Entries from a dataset
-- Start --

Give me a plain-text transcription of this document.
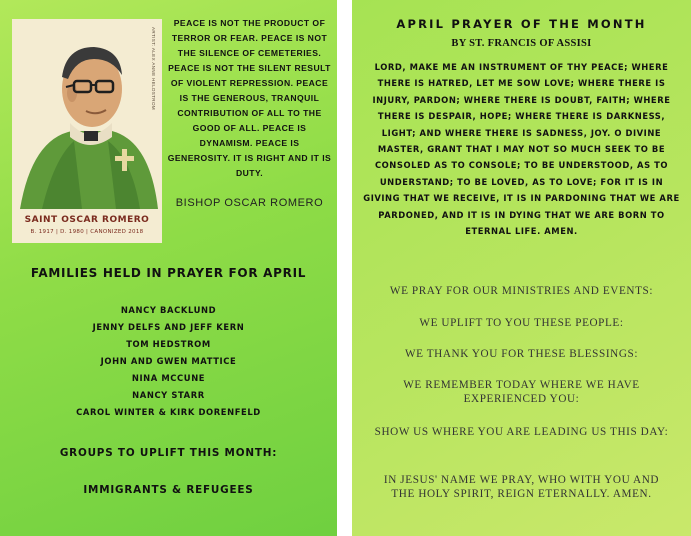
ARTIST: ALEX ANNE HELDSTROM
SAINT OSCAR ROMERO
B. 1917 | D. 1980 | CANONIZED 2018
PEACE IS NOT THE PRODUCT OF TERROR OR FEAR. PEACE IS NOT THE SILENCE OF CEMETERIES. PEACE IS NOT THE SILENT RESULT OF VIOLENT REPRESSION. PEACE IS THE GENEROUS, TRANQUIL CONTRIBUTION OF ALL TO THE GOOD OF ALL. PEACE IS DYNAMISM. PEACE IS GENEROSITY. IT IS RIGHT AND IT IS DUTY.
BISHOP OSCAR ROMERO
FAMILIES HELD IN PRAYER FOR APRIL
NANCY BACKLUND
JENNY DELFS AND JEFF KERN
TOM HEDSTROM
JOHN AND GWEN MATTICE
NINA MCCUNE
NANCY STARR
CAROL WINTER & KIRK DORENFELD
GROUPS TO UPLIFT THIS MONTH:
IMMIGRANTS & REFUGEES
APRIL PRAYER OF THE MONTH
BY ST. FRANCIS OF ASSISI
LORD, MAKE ME AN INSTRUMENT OF THY PEACE; WHERE THERE IS HATRED, LET ME SOW LOVE; WHERE THERE IS INJURY, PARDON; WHERE THERE IS DOUBT, FAITH; WHERE THERE IS DESPAIR, HOPE; WHERE THERE IS DARKNESS, LIGHT; AND WHERE THERE IS SADNESS, JOY. O DIVINE MASTER, GRANT THAT I MAY NOT SO MUCH SEEK TO BE CONSOLED AS TO CONSOLE; TO BE UNDERSTOOD, AS TO UNDERSTAND; TO BE LOVED, AS TO LOVE; FOR IT IS IN GIVING THAT WE RECEIVE, IT IS IN PARDONING THAT WE ARE PARDONED, AND IT IS IN DYING THAT WE ARE BORN TO ETERNAL LIFE. AMEN.
WE PRAY FOR OUR MINISTRIES AND EVENTS:
WE UPLIFT TO YOU THESE PEOPLE:
WE THANK YOU FOR THESE BLESSINGS:
WE REMEMBER TODAY WHERE WE HAVE EXPERIENCED YOU:
SHOW US WHERE YOU ARE LEADING US THIS DAY:
IN JESUS' NAME WE PRAY, WHO WITH YOU AND THE HOLY SPIRIT, REIGN ETERNALLY. AMEN.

-- End --

### Task instructions
Pick out the lines that contain "OSCAR" and copy them.

### Result
SAINT OSCAR ROMERO
BISHOP OSCAR ROMERO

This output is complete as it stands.